-- SET PROBLEM --
Read the material below. Count the lines containing "autoryzacji" and give that count alone.

[Dataset items]
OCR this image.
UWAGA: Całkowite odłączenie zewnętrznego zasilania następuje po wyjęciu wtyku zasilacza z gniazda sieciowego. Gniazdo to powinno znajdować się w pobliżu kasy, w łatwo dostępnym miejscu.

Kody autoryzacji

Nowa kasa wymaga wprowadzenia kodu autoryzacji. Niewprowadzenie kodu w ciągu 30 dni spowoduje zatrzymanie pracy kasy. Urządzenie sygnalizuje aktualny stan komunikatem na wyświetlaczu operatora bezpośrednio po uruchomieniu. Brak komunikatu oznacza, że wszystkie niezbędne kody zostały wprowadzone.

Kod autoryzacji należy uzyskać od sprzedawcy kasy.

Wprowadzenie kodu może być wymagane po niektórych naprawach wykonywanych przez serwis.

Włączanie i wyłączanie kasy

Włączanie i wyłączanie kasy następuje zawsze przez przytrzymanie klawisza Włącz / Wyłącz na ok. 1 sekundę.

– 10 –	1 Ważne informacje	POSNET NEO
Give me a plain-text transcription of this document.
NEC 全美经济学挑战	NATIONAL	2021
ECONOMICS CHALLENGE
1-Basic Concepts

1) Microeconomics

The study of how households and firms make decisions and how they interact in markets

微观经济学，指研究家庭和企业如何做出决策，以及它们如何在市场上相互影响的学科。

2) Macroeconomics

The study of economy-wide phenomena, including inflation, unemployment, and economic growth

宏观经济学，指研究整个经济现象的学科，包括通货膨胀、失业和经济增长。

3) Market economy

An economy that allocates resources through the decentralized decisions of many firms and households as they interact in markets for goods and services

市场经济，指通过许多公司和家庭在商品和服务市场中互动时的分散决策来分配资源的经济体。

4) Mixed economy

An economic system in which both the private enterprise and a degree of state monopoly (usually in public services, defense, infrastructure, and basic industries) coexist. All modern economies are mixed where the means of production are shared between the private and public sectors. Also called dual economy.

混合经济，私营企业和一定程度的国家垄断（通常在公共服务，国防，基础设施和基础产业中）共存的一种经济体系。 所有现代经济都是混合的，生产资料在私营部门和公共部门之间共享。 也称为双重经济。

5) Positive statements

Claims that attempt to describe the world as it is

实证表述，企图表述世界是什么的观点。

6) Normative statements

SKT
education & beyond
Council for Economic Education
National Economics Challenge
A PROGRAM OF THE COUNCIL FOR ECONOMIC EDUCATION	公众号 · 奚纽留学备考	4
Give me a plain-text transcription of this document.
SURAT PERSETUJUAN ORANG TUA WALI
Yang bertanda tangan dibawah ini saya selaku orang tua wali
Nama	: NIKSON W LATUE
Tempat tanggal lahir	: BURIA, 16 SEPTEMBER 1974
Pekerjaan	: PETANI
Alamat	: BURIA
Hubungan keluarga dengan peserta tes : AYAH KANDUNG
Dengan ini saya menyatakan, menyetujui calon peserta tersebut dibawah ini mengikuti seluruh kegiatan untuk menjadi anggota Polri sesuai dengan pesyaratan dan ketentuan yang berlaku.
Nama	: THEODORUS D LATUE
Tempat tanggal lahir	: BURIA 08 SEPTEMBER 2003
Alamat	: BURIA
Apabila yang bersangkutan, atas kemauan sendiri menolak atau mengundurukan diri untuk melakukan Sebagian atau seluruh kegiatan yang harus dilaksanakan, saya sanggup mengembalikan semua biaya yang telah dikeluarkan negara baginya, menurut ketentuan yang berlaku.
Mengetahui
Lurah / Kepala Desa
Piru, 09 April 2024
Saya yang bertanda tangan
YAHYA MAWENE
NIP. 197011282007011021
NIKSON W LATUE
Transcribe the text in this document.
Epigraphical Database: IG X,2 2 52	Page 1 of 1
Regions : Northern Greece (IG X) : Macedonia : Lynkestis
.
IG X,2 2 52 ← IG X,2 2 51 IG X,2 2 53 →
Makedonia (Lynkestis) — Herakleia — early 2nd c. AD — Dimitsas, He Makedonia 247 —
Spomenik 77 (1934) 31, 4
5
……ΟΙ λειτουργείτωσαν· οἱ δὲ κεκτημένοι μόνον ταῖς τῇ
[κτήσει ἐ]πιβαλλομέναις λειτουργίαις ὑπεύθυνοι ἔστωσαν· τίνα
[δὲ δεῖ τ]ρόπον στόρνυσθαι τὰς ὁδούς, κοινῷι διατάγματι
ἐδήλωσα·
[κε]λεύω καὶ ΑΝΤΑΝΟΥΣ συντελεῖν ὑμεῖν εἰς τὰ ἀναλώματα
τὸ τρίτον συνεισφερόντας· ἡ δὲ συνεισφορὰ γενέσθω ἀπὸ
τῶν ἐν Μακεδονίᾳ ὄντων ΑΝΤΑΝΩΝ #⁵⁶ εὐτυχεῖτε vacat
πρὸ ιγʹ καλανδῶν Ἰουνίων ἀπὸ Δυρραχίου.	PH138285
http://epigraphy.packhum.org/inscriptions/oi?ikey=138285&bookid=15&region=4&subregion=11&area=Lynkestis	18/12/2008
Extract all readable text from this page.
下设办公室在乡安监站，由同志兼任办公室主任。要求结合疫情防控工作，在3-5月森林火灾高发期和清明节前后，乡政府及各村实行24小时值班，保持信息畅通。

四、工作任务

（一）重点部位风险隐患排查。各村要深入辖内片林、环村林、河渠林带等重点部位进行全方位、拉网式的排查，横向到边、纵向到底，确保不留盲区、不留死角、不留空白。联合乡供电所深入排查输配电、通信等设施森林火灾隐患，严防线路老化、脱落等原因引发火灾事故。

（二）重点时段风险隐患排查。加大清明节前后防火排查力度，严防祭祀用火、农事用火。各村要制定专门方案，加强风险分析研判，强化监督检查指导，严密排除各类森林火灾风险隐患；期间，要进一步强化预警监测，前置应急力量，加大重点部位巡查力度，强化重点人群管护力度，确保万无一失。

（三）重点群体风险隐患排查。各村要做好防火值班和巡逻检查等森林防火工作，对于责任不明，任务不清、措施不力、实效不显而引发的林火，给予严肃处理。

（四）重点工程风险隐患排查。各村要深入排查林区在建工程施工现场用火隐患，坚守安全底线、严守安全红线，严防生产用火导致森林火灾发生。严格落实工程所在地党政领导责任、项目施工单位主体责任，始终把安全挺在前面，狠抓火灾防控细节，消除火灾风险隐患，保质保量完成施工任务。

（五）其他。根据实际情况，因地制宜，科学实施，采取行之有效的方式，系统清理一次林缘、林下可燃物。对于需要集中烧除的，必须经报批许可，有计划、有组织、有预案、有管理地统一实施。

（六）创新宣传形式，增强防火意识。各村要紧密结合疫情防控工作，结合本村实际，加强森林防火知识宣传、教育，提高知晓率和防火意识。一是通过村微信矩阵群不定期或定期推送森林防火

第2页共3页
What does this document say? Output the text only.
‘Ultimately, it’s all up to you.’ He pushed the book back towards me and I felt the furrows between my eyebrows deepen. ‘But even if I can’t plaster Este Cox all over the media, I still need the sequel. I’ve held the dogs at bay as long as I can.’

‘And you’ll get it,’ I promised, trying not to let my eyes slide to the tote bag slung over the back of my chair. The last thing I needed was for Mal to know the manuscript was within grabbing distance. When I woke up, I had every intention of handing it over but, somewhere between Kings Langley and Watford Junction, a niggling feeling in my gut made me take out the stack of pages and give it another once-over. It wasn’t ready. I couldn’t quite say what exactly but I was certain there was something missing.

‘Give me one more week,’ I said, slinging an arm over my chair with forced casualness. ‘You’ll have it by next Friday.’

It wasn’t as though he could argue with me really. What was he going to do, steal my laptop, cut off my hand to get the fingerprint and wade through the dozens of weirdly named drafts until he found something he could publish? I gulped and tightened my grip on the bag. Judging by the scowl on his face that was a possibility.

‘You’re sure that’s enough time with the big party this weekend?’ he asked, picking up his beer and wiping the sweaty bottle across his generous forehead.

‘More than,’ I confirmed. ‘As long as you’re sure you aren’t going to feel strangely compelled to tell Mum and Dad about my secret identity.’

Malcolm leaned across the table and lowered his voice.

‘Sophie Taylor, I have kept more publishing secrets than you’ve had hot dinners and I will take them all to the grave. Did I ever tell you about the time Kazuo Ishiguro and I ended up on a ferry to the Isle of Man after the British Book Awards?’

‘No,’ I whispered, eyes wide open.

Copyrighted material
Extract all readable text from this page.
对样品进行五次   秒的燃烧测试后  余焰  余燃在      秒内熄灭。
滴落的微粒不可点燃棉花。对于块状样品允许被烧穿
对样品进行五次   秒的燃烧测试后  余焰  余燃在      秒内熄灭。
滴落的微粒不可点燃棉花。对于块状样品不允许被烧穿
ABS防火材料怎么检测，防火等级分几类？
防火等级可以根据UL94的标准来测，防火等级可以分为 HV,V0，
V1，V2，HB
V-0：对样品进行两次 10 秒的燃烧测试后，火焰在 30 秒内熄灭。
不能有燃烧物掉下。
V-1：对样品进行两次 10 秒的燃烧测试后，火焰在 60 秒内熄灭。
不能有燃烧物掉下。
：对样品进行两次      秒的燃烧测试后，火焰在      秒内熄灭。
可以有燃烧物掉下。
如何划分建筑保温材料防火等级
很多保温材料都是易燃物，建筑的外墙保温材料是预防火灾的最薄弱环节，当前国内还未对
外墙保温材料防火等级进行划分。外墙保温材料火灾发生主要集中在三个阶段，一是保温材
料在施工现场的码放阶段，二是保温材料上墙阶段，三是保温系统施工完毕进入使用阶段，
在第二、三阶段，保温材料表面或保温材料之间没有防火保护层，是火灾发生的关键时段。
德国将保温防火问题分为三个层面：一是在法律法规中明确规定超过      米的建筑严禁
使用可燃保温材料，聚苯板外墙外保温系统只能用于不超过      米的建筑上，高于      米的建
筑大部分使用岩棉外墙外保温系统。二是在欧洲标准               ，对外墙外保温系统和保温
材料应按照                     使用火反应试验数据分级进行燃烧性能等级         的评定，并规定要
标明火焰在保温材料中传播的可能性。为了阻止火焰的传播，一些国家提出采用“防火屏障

-- FULL SOLUTION --
3